EXERCISE:
Extract all data as written.

ITEMS:
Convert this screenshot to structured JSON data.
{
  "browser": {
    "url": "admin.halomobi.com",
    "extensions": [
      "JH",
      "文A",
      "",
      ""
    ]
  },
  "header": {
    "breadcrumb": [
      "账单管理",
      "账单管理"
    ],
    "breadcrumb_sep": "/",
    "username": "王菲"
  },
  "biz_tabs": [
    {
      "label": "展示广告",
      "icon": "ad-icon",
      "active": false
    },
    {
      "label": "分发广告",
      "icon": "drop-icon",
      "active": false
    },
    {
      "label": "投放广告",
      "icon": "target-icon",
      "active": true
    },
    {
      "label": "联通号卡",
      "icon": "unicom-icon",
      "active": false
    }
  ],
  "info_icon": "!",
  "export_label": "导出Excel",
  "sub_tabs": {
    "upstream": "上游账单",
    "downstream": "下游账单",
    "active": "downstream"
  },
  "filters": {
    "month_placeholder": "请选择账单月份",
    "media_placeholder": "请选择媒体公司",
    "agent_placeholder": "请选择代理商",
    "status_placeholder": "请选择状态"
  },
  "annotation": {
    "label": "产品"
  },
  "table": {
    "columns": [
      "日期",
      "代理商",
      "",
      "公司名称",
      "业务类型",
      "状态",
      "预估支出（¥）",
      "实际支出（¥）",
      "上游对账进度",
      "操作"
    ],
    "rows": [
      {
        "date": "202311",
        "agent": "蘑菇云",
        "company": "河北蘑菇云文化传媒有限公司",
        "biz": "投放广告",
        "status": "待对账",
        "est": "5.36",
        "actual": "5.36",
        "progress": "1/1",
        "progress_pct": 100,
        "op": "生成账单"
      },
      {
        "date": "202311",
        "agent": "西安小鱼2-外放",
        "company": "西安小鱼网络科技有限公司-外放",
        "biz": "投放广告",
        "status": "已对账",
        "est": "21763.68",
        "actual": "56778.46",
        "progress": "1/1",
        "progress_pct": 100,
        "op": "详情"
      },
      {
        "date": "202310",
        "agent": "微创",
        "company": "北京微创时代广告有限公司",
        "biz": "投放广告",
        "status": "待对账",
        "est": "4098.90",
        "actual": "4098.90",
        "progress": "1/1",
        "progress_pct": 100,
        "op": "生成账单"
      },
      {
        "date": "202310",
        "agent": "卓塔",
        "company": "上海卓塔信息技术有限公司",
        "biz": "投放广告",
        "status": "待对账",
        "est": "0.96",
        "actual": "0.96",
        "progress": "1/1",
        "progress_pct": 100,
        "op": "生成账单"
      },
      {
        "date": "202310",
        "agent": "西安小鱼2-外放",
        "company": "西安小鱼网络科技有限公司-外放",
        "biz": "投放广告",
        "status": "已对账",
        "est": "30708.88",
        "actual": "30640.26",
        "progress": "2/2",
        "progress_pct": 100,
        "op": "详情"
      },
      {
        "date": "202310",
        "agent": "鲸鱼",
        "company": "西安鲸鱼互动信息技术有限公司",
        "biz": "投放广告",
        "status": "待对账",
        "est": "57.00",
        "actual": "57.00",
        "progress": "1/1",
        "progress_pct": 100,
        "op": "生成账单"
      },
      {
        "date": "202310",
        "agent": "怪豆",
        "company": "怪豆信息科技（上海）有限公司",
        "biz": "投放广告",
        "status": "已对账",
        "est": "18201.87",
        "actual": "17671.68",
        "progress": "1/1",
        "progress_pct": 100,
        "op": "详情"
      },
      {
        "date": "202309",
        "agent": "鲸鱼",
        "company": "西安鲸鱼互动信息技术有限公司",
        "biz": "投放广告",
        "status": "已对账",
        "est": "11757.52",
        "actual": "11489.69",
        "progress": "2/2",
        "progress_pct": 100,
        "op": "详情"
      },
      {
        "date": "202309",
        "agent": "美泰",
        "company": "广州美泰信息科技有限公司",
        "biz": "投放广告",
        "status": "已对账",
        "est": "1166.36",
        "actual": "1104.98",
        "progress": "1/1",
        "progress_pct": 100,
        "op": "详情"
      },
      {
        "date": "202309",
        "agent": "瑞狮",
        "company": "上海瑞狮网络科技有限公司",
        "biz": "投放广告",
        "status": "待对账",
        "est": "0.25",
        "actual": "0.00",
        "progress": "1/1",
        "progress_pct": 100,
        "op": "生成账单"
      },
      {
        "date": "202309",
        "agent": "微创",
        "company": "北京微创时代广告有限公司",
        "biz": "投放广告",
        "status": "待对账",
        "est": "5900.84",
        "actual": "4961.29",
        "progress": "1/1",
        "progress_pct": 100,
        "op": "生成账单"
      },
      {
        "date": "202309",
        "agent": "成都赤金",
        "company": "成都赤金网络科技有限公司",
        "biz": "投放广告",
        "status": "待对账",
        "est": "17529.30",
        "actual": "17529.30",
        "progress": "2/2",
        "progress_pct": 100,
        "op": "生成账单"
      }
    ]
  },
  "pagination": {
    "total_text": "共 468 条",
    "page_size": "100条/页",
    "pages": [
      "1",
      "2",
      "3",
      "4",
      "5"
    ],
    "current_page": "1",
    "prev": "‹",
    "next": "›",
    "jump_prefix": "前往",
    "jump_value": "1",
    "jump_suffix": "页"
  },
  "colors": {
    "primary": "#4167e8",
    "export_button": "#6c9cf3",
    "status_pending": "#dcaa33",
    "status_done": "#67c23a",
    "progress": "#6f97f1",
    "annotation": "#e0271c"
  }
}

WORKED ANSWER:
Convert this screenshot to structured JSON data.
{
  "browser": {
    "url": "admin.halomobi.com",
    "extensions": [
      "JH",
      "文A",
      "",
      ""
    ]
  },
  "header": {
    "breadcrumb": [
      "账单管理",
      "账单管理"
    ],
    "breadcrumb_sep": "/",
    "username": "王菲"
  },
  "biz_tabs": [
    {
      "label": "展示广告",
      "icon": "ad-icon",
      "active": false
    },
    {
      "label": "分发广告",
      "icon": "drop-icon",
      "active": false
    },
    {
      "label": "投放广告",
      "icon": "target-icon",
      "active": true
    },
    {
      "label": "联通号卡",
      "icon": "unicom-icon",
      "active": false
    }
  ],
  "info_icon": "!",
  "export_label": "导出Excel",
  "sub_tabs": {
    "upstream": "上游账单",
    "downstream": "下游账单",
    "active": "downstream"
  },
  "filters": {
    "month_placeholder": "请选择账单月份",
    "media_placeholder": "请选择媒体公司",
    "agent_placeholder": "请选择代理商",
    "status_placeholder": "请选择状态"
  },
  "annotation": {
    "label": "产品"
  },
  "table": {
    "columns": [
      "日期",
      "代理商",
      "",
      "公司名称",
      "业务类型",
      "状态",
      "预估支出（¥）",
      "实际支出（¥）",
      "上游对账进度",
      "操作"
    ],
    "rows": [
      {
        "date": "202311",
        "agent": "蘑菇云",
        "company": "河北蘑菇云文化传媒有限公司",
        "biz": "投放广告",
        "status": "待对账",
        "est": "5.36",
        "actual": "5.36",
        "progress": "1/1",
        "progress_pct": 100,
        "op": "生成账单"
      },
      {
        "date": "202311",
        "agent": "西安小鱼2-外放",
        "company": "西安小鱼网络科技有限公司-外放",
        "biz": "投放广告",
        "status": "已对账",
        "est": "21763.68",
        "actual": "56778.46",
        "progress": "1/1",
        "progress_pct": 100,
        "op": "详情"
      },
      {
        "date": "202310",
        "agent": "微创",
        "company": "北京微创时代广告有限公司",
        "biz": "投放广告",
        "status": "待对账",
        "est": "4098.90",
        "actual": "4098.90",
        "progress": "1/1",
        "progress_pct": 100,
        "op": "生成账单"
      },
      {
        "date": "202310",
        "agent": "卓塔",
        "company": "上海卓塔信息技术有限公司",
        "biz": "投放广告",
        "status": "待对账",
        "est": "0.96",
        "actual": "0.96",
        "progress": "1/1",
        "progress_pct": 100,
        "op": "生成账单"
      },
      {
        "date": "202310",
        "agent": "西安小鱼2-外放",
        "company": "西安小鱼网络科技有限公司-外放",
        "biz": "投放广告",
        "status": "已对账",
        "est": "30708.88",
        "actual": "30640.26",
        "progress": "2/2",
        "progress_pct": 100,
        "op": "详情"
      },
      {
        "date": "202310",
        "agent": "鲸鱼",
        "company": "西安鲸鱼互动信息技术有限公司",
        "biz": "投放广告",
        "status": "待对账",
        "est": "57.00",
        "actual": "57.00",
        "progress": "1/1",
        "progress_pct": 100,
        "op": "生成账单"
      },
      {
        "date": "202310",
        "agent": "怪豆",
        "company": "怪豆信息科技（上海）有限公司",
        "biz": "投放广告",
        "status": "已对账",
        "est": "18201.87",
        "actual": "17671.68",
        "progress": "1/1",
        "progress_pct": 100,
        "op": "详情"
      },
      {
        "date": "202309",
        "agent": "鲸鱼",
        "company": "西安鲸鱼互动信息技术有限公司",
        "biz": "投放广告",
        "status": "已对账",
        "est": "11757.52",
        "actual": "11489.69",
        "progress": "2/2",
        "progress_pct": 100,
        "op": "详情"
      },
      {
        "date": "202309",
        "agent": "美泰",
        "company": "广州美泰信息科技有限公司",
        "biz": "投放广告",
        "status": "已对账",
        "est": "1166.36",
        "actual": "1104.98",
        "progress": "1/1",
        "progress_pct": 100,
        "op": "详情"
      },
      {
        "date": "202309",
        "agent": "瑞狮",
        "company": "上海瑞狮网络科技有限公司",
        "biz": "投放广告",
        "status": "待对账",
        "est": "0.25",
        "actual": "0.00",
        "progress": "1/1",
        "progress_pct": 100,
        "op": "生成账单"
      },
      {
        "date": "202309",
        "agent": "微创",
        "company": "北京微创时代广告有限公司",
        "biz": "投放广告",
        "status": "待对账",
        "est": "5900.84",
        "actual": "4961.29",
        "progress": "1/1",
        "progress_pct": 100,
        "op": "生成账单"
      },
      {
        "date": "202309",
        "agent": "成都赤金",
        "company": "成都赤金网络科技有限公司",
        "biz": "投放广告",
        "status": "待对账",
        "est": "17529.30",
        "actual": "17529.30",
        "progress": "2/2",
        "progress_pct": 100,
        "op": "生成账单"
      }
    ]
  },
  "pagination": {
    "total_text": "共 468 条",
    "page_size": "100条/页",
    "pages": [
      "1",
      "2",
      "3",
      "4",
      "5"
    ],
    "current_page": "1",
    "prev": "‹",
    "next": "›",
    "jump_prefix": "前往",
    "jump_value": "1",
    "jump_suffix": "页"
  },
  "colors": {
    "primary": "#4167e8",
    "export_button": "#6c9cf3",
    "status_pending": "#dcaa33",
    "status_done": "#67c23a",
    "progress": "#6f97f1",
    "annotation": "#e0271c"
  }
}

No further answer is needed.